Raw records
%%

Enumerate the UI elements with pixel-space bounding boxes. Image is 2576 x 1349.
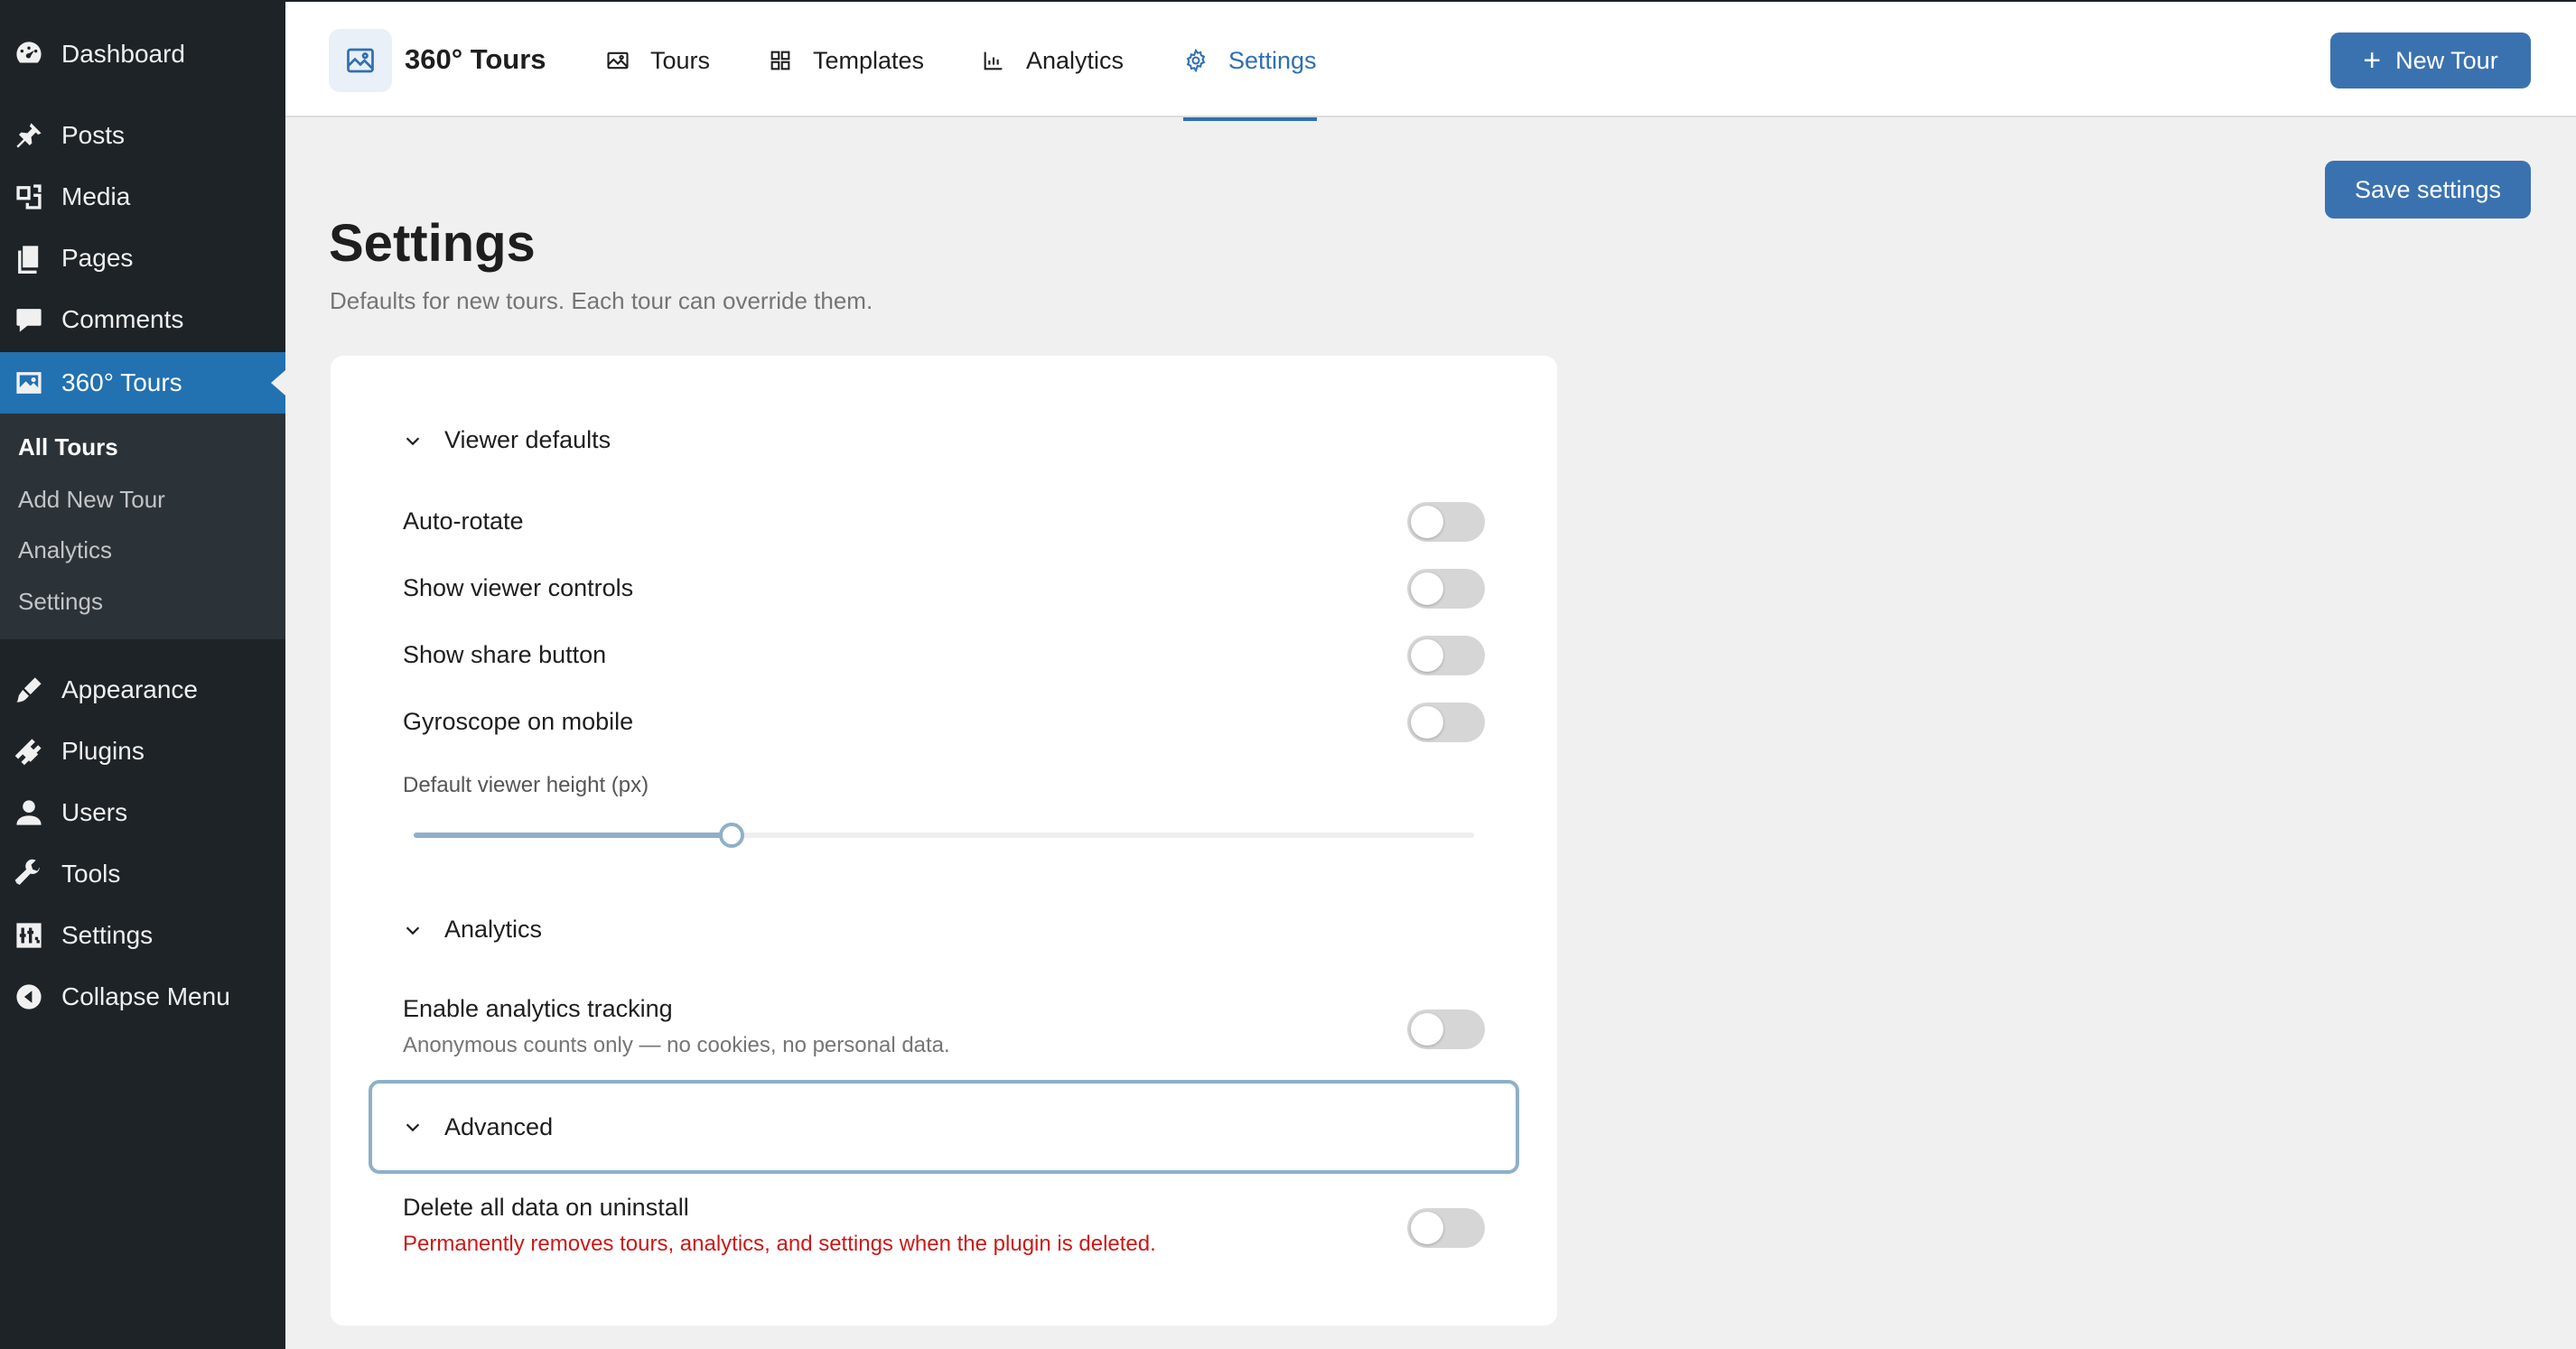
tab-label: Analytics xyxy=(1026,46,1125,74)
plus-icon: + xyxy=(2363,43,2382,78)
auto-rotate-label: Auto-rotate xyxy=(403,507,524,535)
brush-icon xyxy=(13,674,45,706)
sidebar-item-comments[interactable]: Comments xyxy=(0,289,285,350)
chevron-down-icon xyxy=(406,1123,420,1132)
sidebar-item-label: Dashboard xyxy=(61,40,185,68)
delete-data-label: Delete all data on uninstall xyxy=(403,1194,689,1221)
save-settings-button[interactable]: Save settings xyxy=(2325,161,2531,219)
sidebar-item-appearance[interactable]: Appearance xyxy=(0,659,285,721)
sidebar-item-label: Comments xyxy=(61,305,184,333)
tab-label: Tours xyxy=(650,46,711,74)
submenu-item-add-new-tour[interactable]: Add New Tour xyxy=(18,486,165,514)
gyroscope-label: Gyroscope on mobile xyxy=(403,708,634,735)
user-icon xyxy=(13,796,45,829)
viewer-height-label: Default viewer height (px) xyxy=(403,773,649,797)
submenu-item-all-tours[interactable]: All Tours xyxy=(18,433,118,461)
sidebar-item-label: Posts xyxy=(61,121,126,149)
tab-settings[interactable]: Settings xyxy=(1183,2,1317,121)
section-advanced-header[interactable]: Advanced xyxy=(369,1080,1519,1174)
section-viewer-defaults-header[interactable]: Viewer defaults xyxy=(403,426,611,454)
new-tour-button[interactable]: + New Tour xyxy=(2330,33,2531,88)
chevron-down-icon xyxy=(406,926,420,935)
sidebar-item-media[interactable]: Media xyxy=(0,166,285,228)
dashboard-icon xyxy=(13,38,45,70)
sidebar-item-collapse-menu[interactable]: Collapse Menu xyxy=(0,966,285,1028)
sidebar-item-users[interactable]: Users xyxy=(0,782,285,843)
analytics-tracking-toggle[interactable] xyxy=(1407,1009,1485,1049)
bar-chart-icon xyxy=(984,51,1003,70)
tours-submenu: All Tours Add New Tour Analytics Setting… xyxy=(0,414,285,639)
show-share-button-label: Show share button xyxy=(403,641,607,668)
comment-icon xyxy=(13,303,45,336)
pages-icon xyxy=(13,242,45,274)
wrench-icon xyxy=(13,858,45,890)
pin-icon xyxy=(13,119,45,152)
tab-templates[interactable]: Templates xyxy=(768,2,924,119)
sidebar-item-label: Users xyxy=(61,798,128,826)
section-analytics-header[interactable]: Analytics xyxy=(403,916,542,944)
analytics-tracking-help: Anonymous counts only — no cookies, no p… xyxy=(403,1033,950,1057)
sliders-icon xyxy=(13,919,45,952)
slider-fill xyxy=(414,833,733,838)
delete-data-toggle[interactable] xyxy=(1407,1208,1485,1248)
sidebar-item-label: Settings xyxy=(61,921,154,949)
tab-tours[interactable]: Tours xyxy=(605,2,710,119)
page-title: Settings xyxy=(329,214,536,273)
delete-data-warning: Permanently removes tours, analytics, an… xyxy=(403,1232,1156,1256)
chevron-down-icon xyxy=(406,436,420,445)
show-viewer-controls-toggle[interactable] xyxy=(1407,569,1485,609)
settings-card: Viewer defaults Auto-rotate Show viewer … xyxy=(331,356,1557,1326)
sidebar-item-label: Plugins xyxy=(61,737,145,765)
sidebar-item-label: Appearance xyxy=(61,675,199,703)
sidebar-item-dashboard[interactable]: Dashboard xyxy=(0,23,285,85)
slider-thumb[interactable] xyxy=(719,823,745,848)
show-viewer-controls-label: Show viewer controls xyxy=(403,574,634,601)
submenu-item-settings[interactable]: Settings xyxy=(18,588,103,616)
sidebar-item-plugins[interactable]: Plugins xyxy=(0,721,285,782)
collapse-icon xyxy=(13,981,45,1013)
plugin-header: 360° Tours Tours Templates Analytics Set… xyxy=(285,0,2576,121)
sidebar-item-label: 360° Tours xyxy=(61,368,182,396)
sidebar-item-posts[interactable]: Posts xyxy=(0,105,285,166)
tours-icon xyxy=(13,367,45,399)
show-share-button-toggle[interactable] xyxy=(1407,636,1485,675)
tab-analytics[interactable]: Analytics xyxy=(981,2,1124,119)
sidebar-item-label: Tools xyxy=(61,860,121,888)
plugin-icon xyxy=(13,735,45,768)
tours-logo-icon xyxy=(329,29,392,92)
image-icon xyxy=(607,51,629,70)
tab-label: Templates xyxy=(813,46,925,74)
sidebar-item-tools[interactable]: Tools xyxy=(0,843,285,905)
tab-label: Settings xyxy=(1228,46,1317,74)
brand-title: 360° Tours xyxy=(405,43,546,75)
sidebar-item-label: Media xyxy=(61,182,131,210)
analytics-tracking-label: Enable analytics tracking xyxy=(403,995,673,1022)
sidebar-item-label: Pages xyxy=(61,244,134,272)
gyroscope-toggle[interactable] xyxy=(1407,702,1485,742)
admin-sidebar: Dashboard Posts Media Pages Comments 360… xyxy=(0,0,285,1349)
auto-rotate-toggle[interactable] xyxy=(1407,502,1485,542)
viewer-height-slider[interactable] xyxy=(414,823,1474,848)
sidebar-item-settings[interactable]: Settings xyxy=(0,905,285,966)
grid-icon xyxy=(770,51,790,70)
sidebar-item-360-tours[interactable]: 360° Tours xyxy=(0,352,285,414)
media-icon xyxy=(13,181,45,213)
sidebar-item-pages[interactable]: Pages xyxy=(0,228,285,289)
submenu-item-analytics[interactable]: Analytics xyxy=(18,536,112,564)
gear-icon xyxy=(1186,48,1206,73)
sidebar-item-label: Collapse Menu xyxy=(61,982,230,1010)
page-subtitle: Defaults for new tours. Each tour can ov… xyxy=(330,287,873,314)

%%
%%

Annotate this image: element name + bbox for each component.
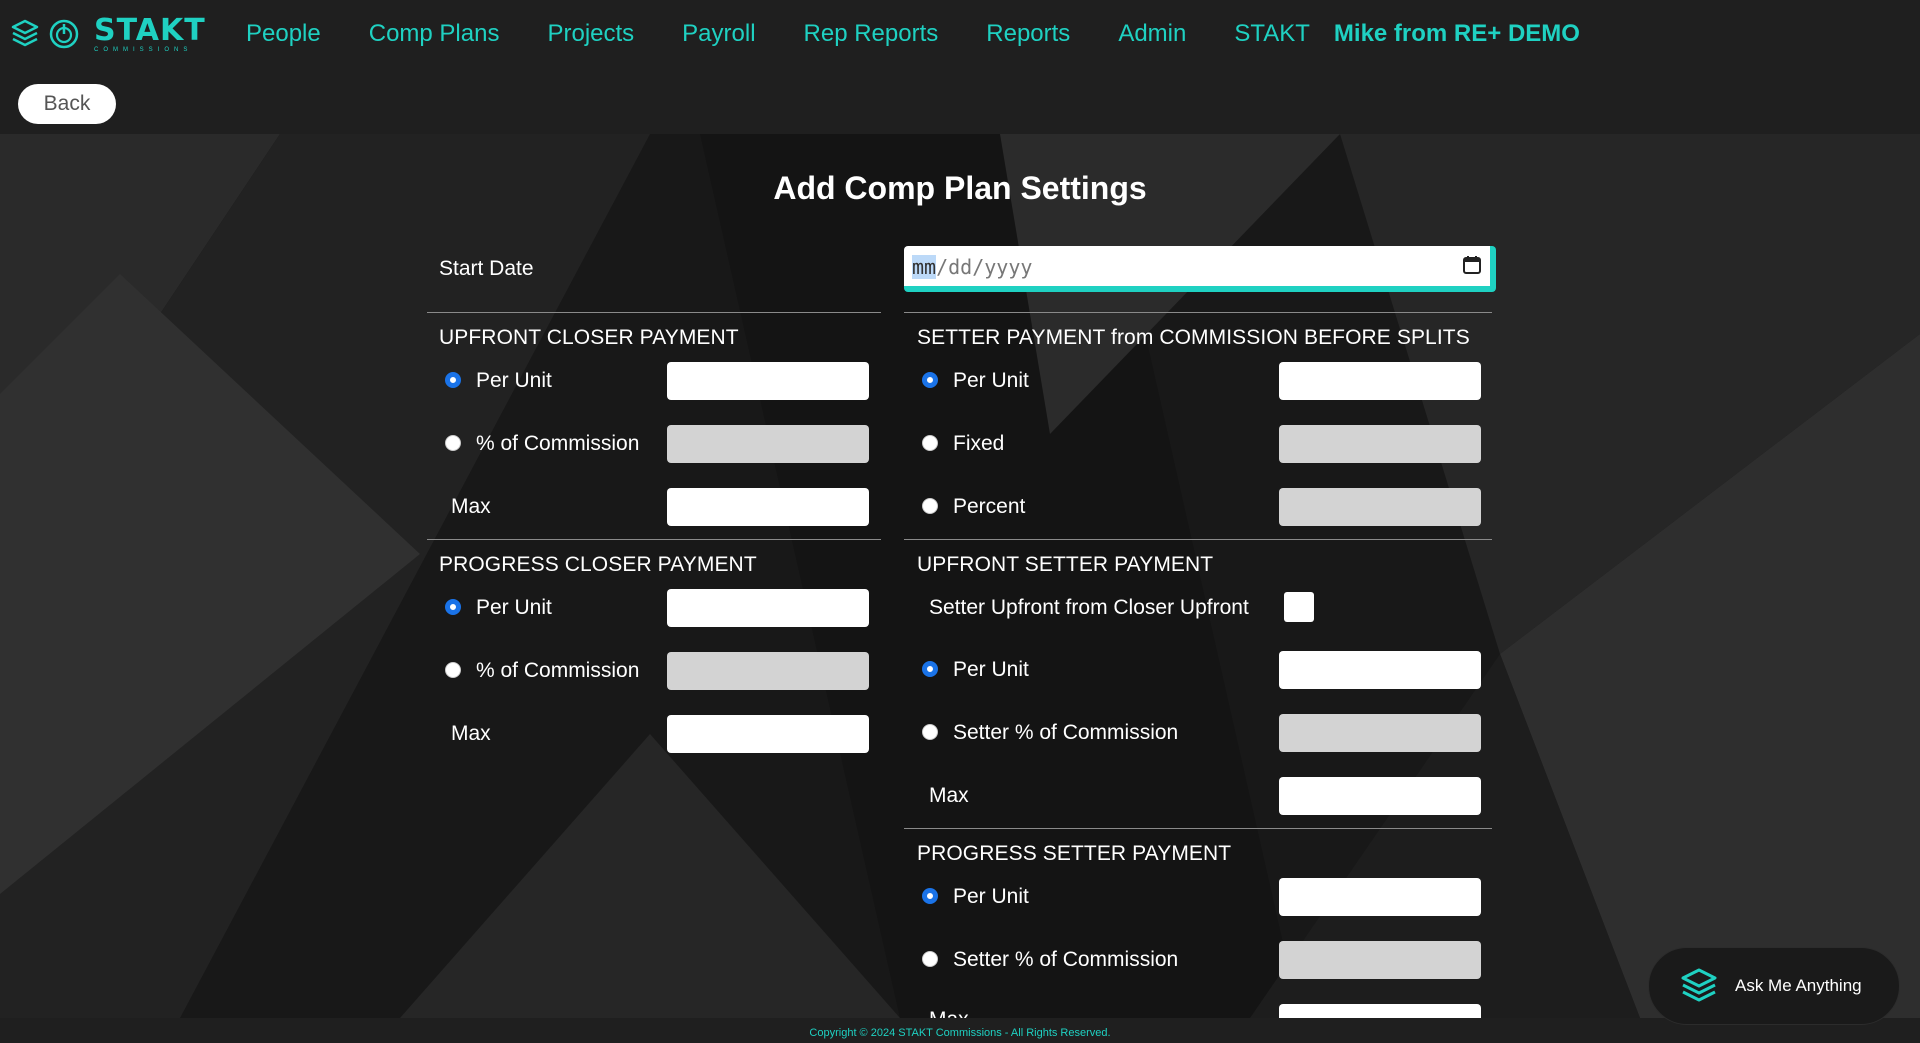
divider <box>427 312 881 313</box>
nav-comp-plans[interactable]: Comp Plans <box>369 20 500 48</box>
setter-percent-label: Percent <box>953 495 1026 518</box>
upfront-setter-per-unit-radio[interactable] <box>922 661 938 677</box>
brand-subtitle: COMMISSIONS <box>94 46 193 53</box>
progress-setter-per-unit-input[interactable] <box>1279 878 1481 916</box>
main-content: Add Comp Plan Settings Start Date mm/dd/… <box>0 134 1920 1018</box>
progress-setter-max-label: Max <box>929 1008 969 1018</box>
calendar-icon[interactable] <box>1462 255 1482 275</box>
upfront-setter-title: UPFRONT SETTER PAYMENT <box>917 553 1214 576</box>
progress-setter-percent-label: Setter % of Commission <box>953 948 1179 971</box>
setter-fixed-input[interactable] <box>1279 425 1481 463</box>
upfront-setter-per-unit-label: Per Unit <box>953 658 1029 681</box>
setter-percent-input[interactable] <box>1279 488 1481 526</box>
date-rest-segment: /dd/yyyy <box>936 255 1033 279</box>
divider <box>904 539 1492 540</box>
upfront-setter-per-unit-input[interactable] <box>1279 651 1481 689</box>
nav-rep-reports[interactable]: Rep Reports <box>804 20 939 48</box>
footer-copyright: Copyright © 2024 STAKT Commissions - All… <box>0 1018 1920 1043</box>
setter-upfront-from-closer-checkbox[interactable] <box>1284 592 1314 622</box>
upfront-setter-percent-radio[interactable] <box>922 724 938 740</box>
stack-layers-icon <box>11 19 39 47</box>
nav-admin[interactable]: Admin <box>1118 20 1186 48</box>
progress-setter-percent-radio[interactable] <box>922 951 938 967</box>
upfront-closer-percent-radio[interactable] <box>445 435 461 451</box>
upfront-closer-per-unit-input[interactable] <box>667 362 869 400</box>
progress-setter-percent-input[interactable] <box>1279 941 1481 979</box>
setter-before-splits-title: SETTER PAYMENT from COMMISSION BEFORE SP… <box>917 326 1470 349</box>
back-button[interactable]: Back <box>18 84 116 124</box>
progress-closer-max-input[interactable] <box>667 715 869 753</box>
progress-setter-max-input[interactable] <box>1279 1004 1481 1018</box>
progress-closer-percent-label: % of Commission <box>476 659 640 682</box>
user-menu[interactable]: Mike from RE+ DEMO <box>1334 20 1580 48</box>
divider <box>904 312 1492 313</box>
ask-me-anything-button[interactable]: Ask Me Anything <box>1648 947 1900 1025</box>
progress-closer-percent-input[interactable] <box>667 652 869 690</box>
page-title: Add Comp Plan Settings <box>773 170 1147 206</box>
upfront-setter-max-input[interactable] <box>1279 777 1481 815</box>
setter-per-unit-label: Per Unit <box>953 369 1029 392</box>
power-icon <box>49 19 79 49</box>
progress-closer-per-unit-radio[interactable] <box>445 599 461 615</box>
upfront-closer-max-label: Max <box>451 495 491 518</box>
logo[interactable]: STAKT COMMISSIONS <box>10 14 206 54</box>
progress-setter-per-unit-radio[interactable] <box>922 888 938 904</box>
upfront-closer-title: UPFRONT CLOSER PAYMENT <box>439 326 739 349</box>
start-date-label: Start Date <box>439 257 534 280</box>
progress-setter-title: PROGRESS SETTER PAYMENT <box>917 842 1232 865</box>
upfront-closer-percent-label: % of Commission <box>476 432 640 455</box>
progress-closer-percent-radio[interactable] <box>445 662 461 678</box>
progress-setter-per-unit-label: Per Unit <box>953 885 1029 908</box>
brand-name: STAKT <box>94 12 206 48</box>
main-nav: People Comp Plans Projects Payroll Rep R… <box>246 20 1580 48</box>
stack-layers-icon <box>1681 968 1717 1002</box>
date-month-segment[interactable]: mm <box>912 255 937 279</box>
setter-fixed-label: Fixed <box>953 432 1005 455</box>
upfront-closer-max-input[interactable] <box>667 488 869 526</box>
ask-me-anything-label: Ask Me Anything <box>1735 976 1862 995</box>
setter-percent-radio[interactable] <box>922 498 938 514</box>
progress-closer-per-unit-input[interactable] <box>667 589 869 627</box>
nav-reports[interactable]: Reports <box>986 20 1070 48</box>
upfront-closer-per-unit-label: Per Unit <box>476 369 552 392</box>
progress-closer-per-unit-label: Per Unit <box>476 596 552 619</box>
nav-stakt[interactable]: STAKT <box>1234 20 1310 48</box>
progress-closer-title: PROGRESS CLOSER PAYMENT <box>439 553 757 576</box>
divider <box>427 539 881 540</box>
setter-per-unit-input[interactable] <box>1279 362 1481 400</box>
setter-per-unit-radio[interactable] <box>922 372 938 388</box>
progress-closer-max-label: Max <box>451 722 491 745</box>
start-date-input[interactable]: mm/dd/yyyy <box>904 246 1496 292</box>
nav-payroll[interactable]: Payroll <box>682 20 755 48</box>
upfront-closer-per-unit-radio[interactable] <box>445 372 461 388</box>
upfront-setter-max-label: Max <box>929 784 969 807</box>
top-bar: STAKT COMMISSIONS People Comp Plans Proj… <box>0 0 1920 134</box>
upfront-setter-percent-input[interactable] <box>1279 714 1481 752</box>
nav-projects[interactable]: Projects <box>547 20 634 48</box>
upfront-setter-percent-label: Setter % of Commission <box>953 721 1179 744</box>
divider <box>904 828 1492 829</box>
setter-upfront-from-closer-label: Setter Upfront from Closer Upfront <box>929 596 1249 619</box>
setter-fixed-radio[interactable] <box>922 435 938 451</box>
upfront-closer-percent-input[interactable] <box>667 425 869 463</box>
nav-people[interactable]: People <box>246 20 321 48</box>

%%

__What is asked__: Transcribe, with no changes, the part of the records above that opens with the line containing "tab-label: Analytics xyxy=(1026,46,1125,74)" and closes with the line containing "sidebar-item-users[interactable]: Users xyxy=(0,782,285,843)", including both of those lines.

__Output of the exercise__:
tab-label: Analytics xyxy=(1026,46,1125,74)
plus-icon: + xyxy=(2363,43,2382,78)
auto-rotate-label: Auto-rotate xyxy=(403,507,524,535)
brush-icon xyxy=(13,674,45,706)
sidebar-item-comments[interactable]: Comments xyxy=(0,289,285,350)
chevron-down-icon xyxy=(406,1123,420,1132)
sidebar-item-label: Dashboard xyxy=(61,40,185,68)
delete-data-label: Delete all data on uninstall xyxy=(403,1194,689,1221)
save-settings-button[interactable]: Save settings xyxy=(2325,161,2531,219)
sidebar-item-appearance[interactable]: Appearance xyxy=(0,659,285,721)
sidebar-item-label: Comments xyxy=(61,305,184,333)
tab-label: Tours xyxy=(650,46,711,74)
submenu-item-add-new-tour[interactable]: Add New Tour xyxy=(18,486,165,514)
gyroscope-label: Gyroscope on mobile xyxy=(403,708,634,735)
user-icon xyxy=(13,796,45,829)
viewer-height-label: Default viewer height (px) xyxy=(403,773,649,797)
submenu-item-all-tours[interactable]: All Tours xyxy=(18,433,118,461)
sidebar-item-label: Posts xyxy=(61,121,126,149)
tab-settings[interactable]: Settings xyxy=(1183,2,1317,121)
section-advanced-header[interactable]: Advanced xyxy=(369,1080,1519,1174)
section-viewer-defaults-header[interactable]: Viewer defaults xyxy=(403,426,611,454)
new-tour-button[interactable]: + New Tour xyxy=(2330,33,2531,88)
chevron-down-icon xyxy=(406,926,420,935)
sidebar-item-media[interactable]: Media xyxy=(0,166,285,228)
dashboard-icon xyxy=(13,38,45,70)
sidebar-item-collapse-menu[interactable]: Collapse Menu xyxy=(0,966,285,1028)
sidebar-item-users[interactable]: Users xyxy=(0,782,285,843)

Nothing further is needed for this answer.